Exercise:
Output all of the entries below precisely as written.

Collected data:
········
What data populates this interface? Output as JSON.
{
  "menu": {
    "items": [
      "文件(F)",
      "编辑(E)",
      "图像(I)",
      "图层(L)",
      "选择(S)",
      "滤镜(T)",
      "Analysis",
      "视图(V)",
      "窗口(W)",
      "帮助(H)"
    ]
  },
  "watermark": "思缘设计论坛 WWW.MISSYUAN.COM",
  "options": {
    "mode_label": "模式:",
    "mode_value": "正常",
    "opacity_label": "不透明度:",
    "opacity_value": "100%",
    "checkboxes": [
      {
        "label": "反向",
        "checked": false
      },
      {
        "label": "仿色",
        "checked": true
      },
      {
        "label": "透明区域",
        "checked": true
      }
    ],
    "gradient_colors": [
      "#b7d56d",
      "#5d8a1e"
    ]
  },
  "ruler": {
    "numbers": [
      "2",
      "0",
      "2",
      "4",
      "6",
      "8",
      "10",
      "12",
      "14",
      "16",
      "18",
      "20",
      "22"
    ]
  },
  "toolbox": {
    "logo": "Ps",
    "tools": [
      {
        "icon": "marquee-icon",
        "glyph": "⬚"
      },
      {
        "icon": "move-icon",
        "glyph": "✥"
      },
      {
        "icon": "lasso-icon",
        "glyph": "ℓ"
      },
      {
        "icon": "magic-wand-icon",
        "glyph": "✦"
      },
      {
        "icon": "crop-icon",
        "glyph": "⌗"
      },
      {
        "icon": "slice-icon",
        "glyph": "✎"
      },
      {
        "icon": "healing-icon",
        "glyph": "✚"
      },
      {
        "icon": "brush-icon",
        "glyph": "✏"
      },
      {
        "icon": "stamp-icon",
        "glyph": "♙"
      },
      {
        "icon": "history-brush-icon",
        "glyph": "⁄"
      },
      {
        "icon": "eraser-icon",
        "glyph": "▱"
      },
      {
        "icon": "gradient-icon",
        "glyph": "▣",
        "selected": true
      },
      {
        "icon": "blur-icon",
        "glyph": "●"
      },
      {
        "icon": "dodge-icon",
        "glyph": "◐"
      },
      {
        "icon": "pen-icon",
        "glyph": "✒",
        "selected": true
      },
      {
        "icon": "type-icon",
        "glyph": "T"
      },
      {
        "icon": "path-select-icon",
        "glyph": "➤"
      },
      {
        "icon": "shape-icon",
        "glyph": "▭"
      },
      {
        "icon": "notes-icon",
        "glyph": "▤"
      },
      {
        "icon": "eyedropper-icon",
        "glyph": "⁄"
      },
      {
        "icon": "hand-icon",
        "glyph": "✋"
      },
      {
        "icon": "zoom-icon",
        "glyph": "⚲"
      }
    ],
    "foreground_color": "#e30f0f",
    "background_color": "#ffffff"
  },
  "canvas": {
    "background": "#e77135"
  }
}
········
Finished answer:
What data populates this interface? Output as JSON.
{
  "menu": {
    "items": [
      "文件(F)",
      "编辑(E)",
      "图像(I)",
      "图层(L)",
      "选择(S)",
      "滤镜(T)",
      "Analysis",
      "视图(V)",
      "窗口(W)",
      "帮助(H)"
    ]
  },
  "watermark": "思缘设计论坛 WWW.MISSYUAN.COM",
  "options": {
    "mode_label": "模式:",
    "mode_value": "正常",
    "opacity_label": "不透明度:",
    "opacity_value": "100%",
    "checkboxes": [
      {
        "label": "反向",
        "checked": false
      },
      {
        "label": "仿色",
        "checked": true
      },
      {
        "label": "透明区域",
        "checked": true
      }
    ],
    "gradient_colors": [
      "#b7d56d",
      "#5d8a1e"
    ]
  },
  "ruler": {
    "numbers": [
      "2",
      "0",
      "2",
      "4",
      "6",
      "8",
      "10",
      "12",
      "14",
      "16",
      "18",
      "20",
      "22"
    ]
  },
  "toolbox": {
    "logo": "Ps",
    "tools": [
      {
        "icon": "marquee-icon",
        "glyph": "⬚"
      },
      {
        "icon": "move-icon",
        "glyph": "✥"
      },
      {
        "icon": "lasso-icon",
        "glyph": "ℓ"
      },
      {
        "icon": "magic-wand-icon",
        "glyph": "✦"
      },
      {
        "icon": "crop-icon",
        "glyph": "⌗"
      },
      {
        "icon": "slice-icon",
        "glyph": "✎"
      },
      {
        "icon": "healing-icon",
        "glyph": "✚"
      },
      {
        "icon": "brush-icon",
        "glyph": "✏"
      },
      {
        "icon": "stamp-icon",
        "glyph": "♙"
      },
      {
        "icon": "history-brush-icon",
        "glyph": "⁄"
      },
      {
        "icon": "eraser-icon",
        "glyph": "▱"
      },
      {
        "icon": "gradient-icon",
        "glyph": "▣",
        "selected": true
      },
      {
        "icon": "blur-icon",
        "glyph": "●"
      },
      {
        "icon": "dodge-icon",
        "glyph": "◐"
      },
      {
        "icon": "pen-icon",
        "glyph": "✒",
        "selected": true
      },
      {
        "icon": "type-icon",
        "glyph": "T"
      },
      {
        "icon": "path-select-icon",
        "glyph": "➤"
      },
      {
        "icon": "shape-icon",
        "glyph": "▭"
      },
      {
        "icon": "notes-icon",
        "glyph": "▤"
      },
      {
        "icon": "eyedropper-icon",
        "glyph": "⁄"
      },
      {
        "icon": "hand-icon",
        "glyph": "✋"
      },
      {
        "icon": "zoom-icon",
        "glyph": "⚲"
      }
    ],
    "foreground_color": "#e30f0f",
    "background_color": "#ffffff"
  },
  "canvas": {
    "background": "#e77135"
  }
}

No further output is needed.